===== LISTING =====

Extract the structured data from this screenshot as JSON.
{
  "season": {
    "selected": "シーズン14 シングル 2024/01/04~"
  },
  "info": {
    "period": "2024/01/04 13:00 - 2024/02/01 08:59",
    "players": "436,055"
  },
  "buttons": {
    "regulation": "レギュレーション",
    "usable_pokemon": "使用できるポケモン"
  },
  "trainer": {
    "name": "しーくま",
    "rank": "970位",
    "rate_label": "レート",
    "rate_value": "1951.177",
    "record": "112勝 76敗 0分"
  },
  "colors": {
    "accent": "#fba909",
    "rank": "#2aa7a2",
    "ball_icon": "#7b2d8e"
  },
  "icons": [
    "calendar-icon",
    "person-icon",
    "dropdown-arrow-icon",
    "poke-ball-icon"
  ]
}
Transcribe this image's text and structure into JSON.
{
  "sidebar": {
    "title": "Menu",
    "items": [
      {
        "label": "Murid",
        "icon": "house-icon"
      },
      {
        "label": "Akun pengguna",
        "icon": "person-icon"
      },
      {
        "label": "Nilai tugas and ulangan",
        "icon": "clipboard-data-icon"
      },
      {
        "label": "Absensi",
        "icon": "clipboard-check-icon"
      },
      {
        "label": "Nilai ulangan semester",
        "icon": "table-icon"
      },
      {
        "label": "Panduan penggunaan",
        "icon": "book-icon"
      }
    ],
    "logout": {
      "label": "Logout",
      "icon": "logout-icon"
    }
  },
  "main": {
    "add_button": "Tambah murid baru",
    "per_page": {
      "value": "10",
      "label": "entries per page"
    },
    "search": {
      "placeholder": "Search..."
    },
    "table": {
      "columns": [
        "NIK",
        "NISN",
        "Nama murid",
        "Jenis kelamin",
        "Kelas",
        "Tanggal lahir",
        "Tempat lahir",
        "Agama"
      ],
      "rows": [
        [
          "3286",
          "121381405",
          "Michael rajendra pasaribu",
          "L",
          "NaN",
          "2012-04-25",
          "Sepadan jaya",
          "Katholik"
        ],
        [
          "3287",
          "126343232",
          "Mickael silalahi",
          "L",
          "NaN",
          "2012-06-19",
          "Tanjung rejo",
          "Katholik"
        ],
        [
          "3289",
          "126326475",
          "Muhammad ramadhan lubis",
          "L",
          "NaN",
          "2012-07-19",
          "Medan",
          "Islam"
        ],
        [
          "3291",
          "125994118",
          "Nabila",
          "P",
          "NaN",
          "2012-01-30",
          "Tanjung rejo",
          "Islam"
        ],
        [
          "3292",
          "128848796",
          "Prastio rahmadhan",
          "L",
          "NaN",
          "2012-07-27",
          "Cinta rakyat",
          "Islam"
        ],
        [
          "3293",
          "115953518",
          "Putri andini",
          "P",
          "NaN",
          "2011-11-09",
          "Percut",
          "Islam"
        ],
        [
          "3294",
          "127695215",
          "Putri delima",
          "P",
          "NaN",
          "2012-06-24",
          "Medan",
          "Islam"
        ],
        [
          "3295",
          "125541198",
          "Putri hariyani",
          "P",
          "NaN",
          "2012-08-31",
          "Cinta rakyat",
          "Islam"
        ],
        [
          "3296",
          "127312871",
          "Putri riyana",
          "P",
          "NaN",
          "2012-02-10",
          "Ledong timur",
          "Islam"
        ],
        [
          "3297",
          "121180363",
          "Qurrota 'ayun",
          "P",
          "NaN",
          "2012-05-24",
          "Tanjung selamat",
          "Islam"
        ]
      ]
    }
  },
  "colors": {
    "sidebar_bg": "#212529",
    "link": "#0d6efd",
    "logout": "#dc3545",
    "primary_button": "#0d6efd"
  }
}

=====

**PROBLEM DETAILS:** Write out the full listing exactly as given.

**THE RESPONSE:**
Extract the structured data from this screenshot as JSON.
{
  "season": {
    "selected": "シーズン14 シングル 2024/01/04~"
  },
  "info": {
    "period": "2024/01/04 13:00 - 2024/02/01 08:59",
    "players": "436,055"
  },
  "buttons": {
    "regulation": "レギュレーション",
    "usable_pokemon": "使用できるポケモン"
  },
  "trainer": {
    "name": "しーくま",
    "rank": "970位",
    "rate_label": "レート",
    "rate_value": "1951.177",
    "record": "112勝 76敗 0分"
  },
  "colors": {
    "accent": "#fba909",
    "rank": "#2aa7a2",
    "ball_icon": "#7b2d8e"
  },
  "icons": [
    "calendar-icon",
    "person-icon",
    "dropdown-arrow-icon",
    "poke-ball-icon"
  ]
}
Transcribe this image's text and structure into JSON.
{
  "sidebar": {
    "title": "Menu",
    "items": [
      {
        "label": "Murid",
        "icon": "house-icon"
      },
      {
        "label": "Akun pengguna",
        "icon": "person-icon"
      },
      {
        "label": "Nilai tugas and ulangan",
        "icon": "clipboard-data-icon"
      },
      {
        "label": "Absensi",
        "icon": "clipboard-check-icon"
      },
      {
        "label": "Nilai ulangan semester",
        "icon": "table-icon"
      },
      {
        "label": "Panduan penggunaan",
        "icon": "book-icon"
      }
    ],
    "logout": {
      "label": "Logout",
      "icon": "logout-icon"
    }
  },
  "main": {
    "add_button": "Tambah murid baru",
    "per_page": {
      "value": "10",
      "label": "entries per page"
    },
    "search": {
      "placeholder": "Search..."
    },
    "table": {
      "columns": [
        "NIK",
        "NISN",
        "Nama murid",
        "Jenis kelamin",
        "Kelas",
        "Tanggal lahir",
        "Tempat lahir",
        "Agama"
      ],
      "rows": [
        [
          "3286",
          "121381405",
          "Michael rajendra pasaribu",
          "L",
          "NaN",
          "2012-04-25",
          "Sepadan jaya",
          "Katholik"
        ],
        [
          "3287",
          "126343232",
          "Mickael silalahi",
          "L",
          "NaN",
          "2012-06-19",
          "Tanjung rejo",
          "Katholik"
        ],
        [
          "3289",
          "126326475",
          "Muhammad ramadhan lubis",
          "L",
          "NaN",
          "2012-07-19",
          "Medan",
          "Islam"
        ],
        [
          "3291",
          "125994118",
          "Nabila",
          "P",
          "NaN",
          "2012-01-30",
          "Tanjung rejo",
          "Islam"
        ],
        [
          "3292",
          "128848796",
          "Prastio rahmadhan",
          "L",
          "NaN",
          "2012-07-27",
          "Cinta rakyat",
          "Islam"
        ],
        [
          "3293",
          "115953518",
          "Putri andini",
          "P",
          "NaN",
          "2011-11-09",
          "Percut",
          "Islam"
        ],
        [
          "3294",
          "127695215",
          "Putri delima",
          "P",
          "NaN",
          "2012-06-24",
          "Medan",
          "Islam"
        ],
        [
          "3295",
          "125541198",
          "Putri hariyani",
          "P",
          "NaN",
          "2012-08-31",
          "Cinta rakyat",
          "Islam"
        ],
        [
          "3296",
          "127312871",
          "Putri riyana",
          "P",
          "NaN",
          "2012-02-10",
          "Ledong timur",
          "Islam"
        ],
        [
          "3297",
          "121180363",
          "Qurrota 'ayun",
          "P",
          "NaN",
          "2012-05-24",
          "Tanjung selamat",
          "Islam"
        ]
      ]
    }
  },
  "colors": {
    "sidebar_bg": "#212529",
    "link": "#0d6efd",
    "logout": "#dc3545",
    "primary_button": "#0d6efd"
  }
}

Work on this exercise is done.